* _YOUR OBJECTIVE_: Take every line that has the string "projected" and copy it out.

* _MATERIAL SUPPLIED_:

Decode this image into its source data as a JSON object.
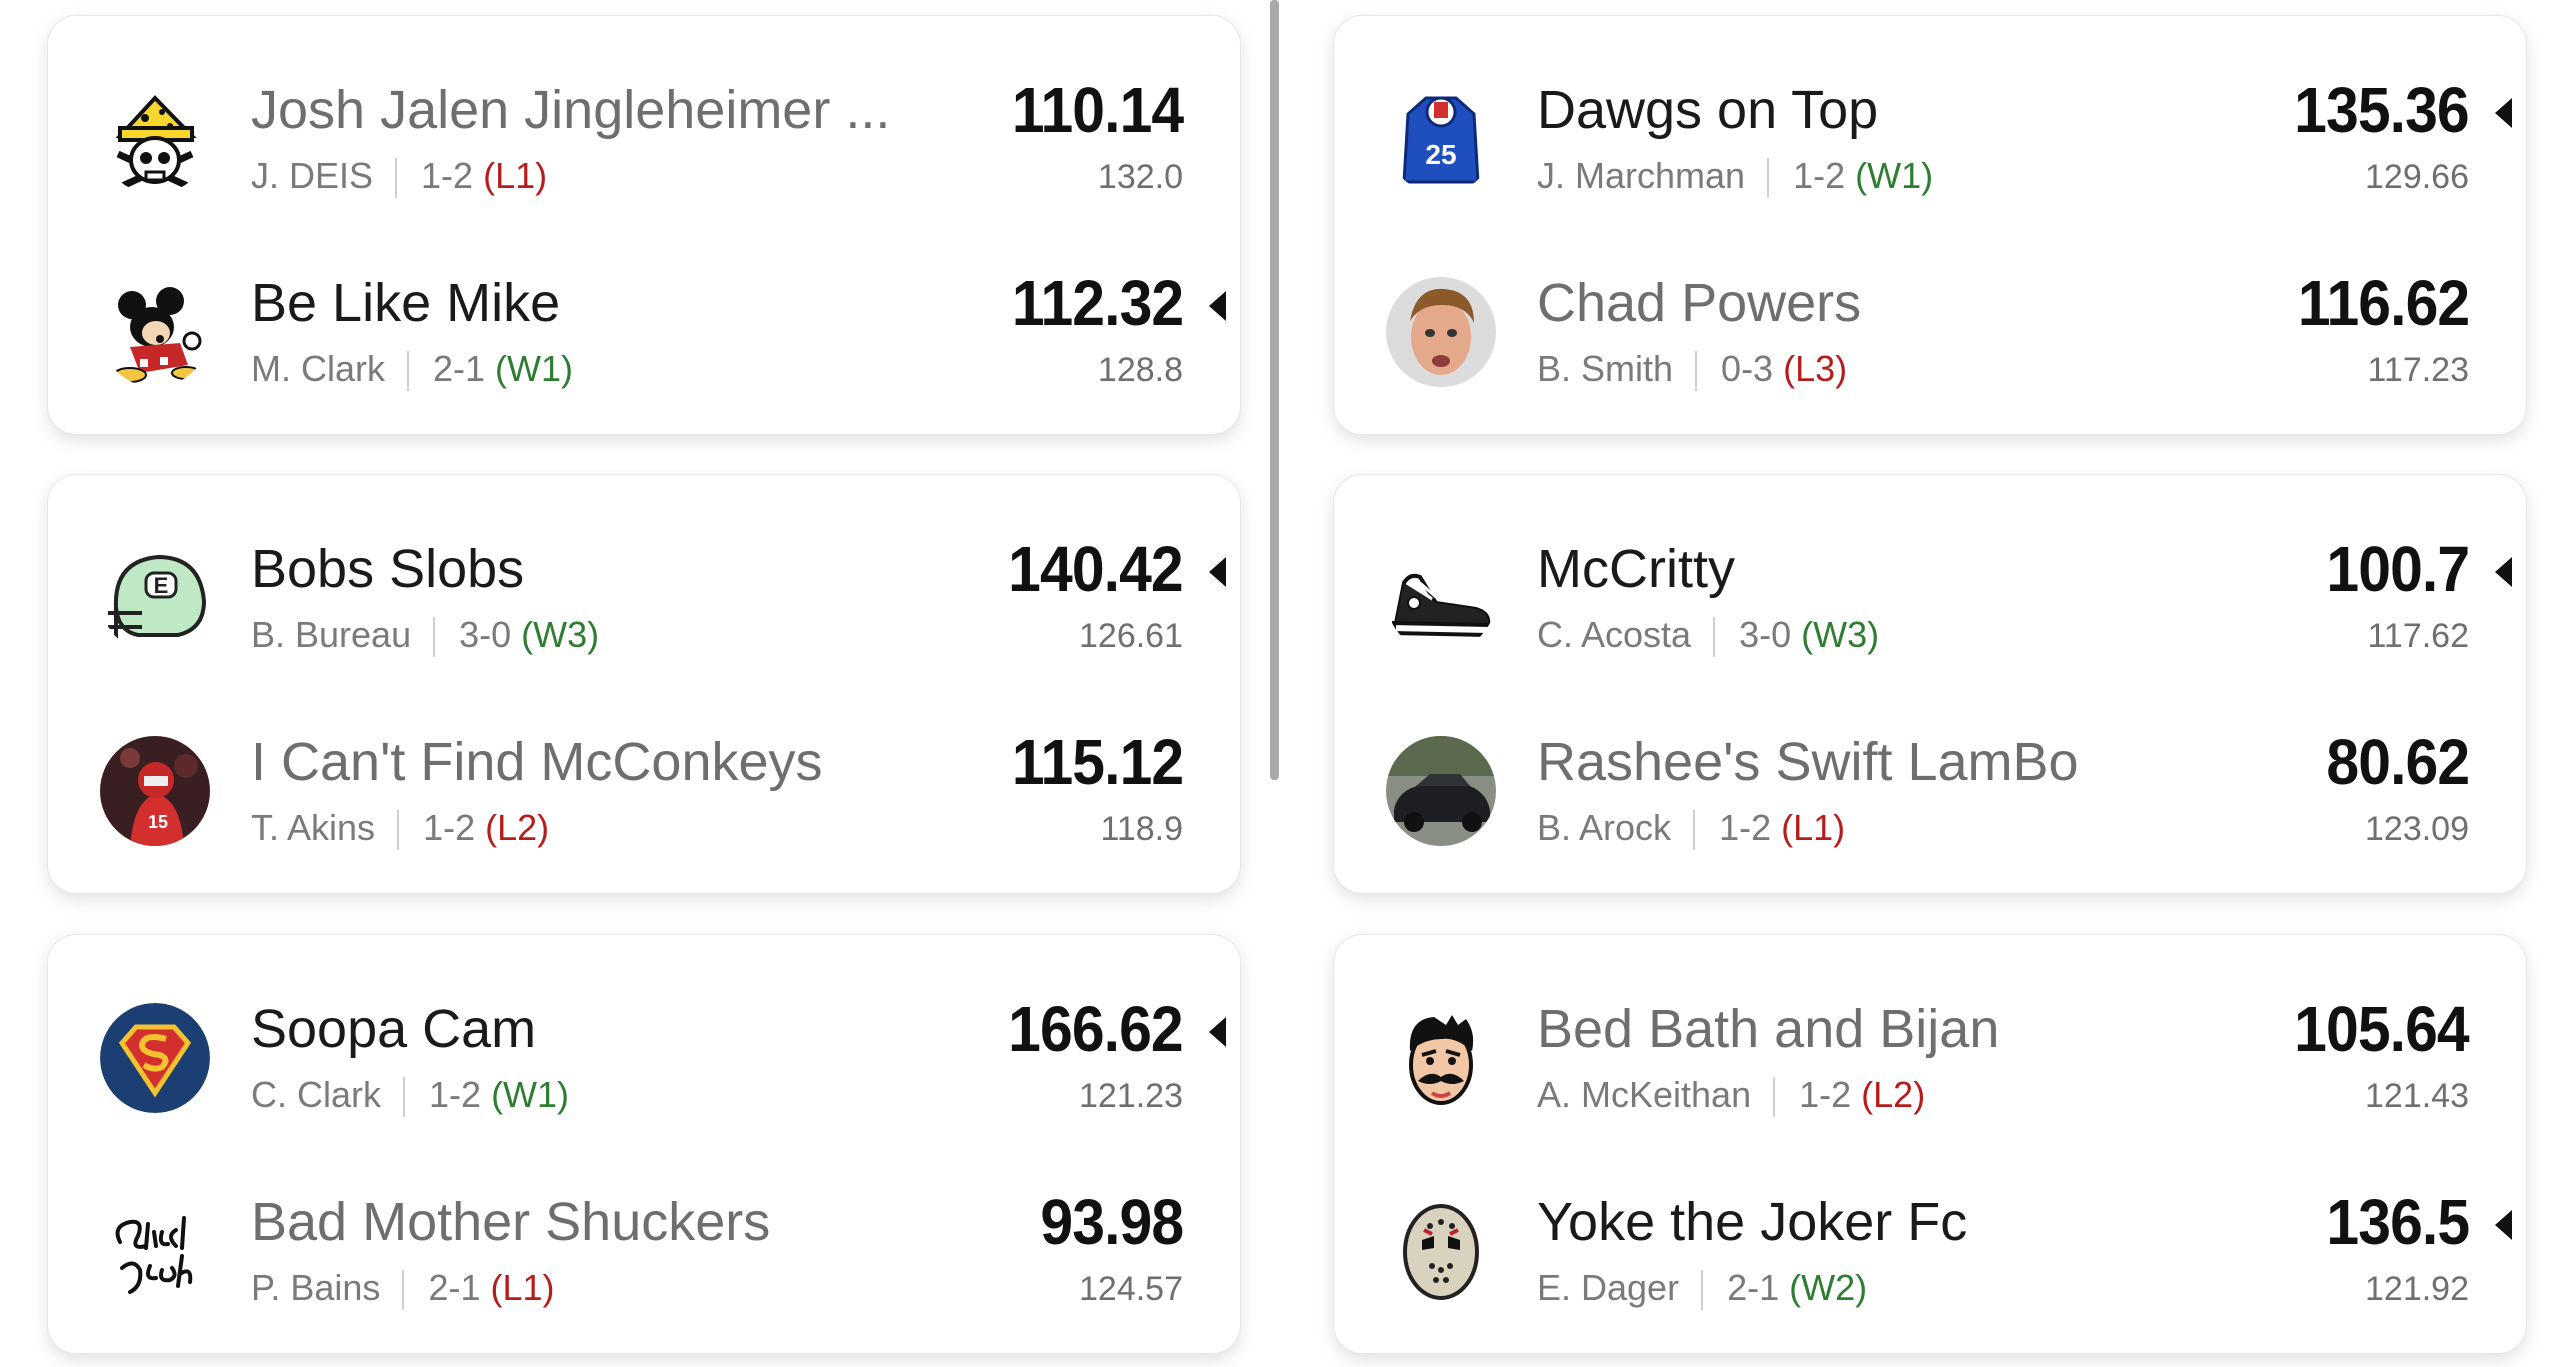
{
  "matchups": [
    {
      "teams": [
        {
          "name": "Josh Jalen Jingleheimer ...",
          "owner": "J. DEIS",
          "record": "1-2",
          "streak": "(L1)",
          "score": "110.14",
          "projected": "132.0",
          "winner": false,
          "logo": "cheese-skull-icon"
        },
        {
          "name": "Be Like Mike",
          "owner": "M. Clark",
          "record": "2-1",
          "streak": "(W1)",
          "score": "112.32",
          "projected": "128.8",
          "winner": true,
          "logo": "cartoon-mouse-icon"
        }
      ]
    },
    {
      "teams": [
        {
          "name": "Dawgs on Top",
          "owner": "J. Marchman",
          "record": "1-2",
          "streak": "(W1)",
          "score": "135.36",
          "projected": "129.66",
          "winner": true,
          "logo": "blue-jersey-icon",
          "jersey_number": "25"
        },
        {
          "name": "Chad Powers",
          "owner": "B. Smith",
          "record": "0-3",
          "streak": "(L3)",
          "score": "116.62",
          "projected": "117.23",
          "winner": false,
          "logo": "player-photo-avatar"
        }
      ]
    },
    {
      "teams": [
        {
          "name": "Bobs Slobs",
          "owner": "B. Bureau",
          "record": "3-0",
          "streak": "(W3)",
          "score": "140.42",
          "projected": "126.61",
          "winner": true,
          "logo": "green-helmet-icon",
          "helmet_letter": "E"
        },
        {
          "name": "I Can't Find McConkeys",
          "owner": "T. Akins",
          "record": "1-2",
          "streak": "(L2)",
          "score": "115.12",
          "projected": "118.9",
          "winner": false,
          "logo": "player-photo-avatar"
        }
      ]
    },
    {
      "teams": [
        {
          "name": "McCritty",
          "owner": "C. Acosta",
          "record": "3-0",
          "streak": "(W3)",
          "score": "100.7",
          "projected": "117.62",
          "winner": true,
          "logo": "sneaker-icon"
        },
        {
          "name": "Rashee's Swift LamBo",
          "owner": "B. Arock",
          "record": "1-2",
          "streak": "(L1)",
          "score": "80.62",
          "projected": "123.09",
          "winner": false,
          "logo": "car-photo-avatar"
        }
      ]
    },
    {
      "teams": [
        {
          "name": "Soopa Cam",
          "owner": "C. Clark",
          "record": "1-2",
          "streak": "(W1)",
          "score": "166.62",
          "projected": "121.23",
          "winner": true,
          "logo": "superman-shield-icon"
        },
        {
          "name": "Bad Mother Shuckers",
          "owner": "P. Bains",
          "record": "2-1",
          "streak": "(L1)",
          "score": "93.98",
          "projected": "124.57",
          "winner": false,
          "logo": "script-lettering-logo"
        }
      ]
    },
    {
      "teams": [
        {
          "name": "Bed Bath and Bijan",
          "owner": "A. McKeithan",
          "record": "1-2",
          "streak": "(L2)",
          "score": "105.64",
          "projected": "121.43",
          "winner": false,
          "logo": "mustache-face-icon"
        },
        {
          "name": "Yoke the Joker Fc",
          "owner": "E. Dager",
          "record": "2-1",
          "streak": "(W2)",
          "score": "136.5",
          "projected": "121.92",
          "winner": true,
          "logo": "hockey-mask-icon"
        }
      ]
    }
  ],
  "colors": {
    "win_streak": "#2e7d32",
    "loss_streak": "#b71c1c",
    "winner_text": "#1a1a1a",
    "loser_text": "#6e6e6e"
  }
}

---

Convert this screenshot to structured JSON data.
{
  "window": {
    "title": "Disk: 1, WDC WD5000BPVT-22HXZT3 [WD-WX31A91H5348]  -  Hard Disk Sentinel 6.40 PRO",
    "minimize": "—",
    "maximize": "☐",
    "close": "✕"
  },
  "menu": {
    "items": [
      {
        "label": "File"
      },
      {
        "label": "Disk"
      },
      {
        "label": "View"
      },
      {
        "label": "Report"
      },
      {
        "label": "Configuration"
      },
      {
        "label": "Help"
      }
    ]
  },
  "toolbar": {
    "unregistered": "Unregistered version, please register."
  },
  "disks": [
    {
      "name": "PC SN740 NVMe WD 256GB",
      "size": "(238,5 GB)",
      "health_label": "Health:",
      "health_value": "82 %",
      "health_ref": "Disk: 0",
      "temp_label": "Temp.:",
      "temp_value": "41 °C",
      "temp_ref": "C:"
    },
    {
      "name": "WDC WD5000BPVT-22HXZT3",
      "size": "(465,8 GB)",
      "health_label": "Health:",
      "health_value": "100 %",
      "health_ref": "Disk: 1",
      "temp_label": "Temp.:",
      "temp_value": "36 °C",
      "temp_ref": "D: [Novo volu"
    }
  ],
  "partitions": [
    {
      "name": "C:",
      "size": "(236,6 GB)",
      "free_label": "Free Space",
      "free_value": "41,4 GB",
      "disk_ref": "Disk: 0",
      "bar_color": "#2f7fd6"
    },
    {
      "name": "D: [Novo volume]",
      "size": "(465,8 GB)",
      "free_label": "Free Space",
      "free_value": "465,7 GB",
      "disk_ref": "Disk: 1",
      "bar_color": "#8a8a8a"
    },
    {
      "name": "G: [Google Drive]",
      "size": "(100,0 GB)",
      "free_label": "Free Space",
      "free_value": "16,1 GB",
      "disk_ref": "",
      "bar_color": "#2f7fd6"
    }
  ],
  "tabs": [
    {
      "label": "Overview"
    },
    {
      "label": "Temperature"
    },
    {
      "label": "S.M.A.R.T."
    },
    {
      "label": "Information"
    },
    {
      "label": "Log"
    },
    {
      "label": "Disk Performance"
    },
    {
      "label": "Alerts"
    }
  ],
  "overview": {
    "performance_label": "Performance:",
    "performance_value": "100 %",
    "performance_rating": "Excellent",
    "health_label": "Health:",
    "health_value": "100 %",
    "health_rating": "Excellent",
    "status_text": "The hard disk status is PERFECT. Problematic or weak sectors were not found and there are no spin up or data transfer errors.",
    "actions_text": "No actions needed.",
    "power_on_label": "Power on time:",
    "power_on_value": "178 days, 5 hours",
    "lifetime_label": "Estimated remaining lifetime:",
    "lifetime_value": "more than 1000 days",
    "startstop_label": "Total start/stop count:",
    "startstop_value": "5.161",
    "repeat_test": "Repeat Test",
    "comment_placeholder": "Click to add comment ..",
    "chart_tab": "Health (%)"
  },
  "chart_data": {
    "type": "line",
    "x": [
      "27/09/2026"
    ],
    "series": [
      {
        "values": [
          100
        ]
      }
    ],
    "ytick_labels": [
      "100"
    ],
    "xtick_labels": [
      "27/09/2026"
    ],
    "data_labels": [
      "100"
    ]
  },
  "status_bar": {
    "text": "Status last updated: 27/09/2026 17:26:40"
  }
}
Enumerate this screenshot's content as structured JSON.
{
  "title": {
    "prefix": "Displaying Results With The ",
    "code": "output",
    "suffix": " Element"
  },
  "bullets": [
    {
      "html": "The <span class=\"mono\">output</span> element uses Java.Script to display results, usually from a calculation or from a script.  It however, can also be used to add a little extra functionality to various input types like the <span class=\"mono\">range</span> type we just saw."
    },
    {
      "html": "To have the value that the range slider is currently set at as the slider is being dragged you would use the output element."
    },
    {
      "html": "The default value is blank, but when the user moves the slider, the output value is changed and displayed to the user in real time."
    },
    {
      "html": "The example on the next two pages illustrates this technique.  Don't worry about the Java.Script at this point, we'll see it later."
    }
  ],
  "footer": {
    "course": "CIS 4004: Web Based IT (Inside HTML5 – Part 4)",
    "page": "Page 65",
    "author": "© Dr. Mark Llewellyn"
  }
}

---

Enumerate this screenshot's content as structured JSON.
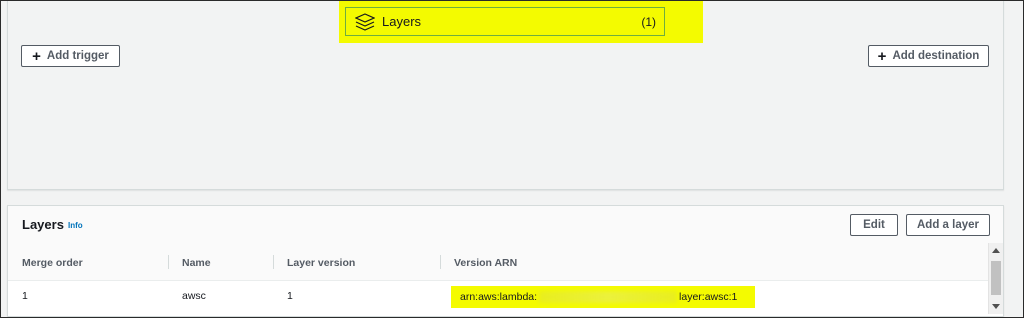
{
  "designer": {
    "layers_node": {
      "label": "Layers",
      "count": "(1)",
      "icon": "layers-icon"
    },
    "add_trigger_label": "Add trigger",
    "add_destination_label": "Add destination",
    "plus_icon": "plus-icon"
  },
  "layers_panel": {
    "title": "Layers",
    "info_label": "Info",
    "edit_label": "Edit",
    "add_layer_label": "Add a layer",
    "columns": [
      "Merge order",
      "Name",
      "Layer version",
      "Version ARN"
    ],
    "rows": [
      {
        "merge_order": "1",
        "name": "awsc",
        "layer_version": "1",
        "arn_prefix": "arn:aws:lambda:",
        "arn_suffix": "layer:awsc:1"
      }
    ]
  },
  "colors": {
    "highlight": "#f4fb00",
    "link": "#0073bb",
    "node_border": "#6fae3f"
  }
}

* _TASK RESPONSE_:
          "projected": "132.0",
          "projected": "128.8",
          "projected": "129.66",
          "projected": "117.23",
          "projected": "126.61",
          "projected": "118.9",
          "projected": "117.62",
          "projected": "123.09",
          "projected": "121.23",
          "projected": "124.57",
          "projected": "121.43",
          "projected": "121.92",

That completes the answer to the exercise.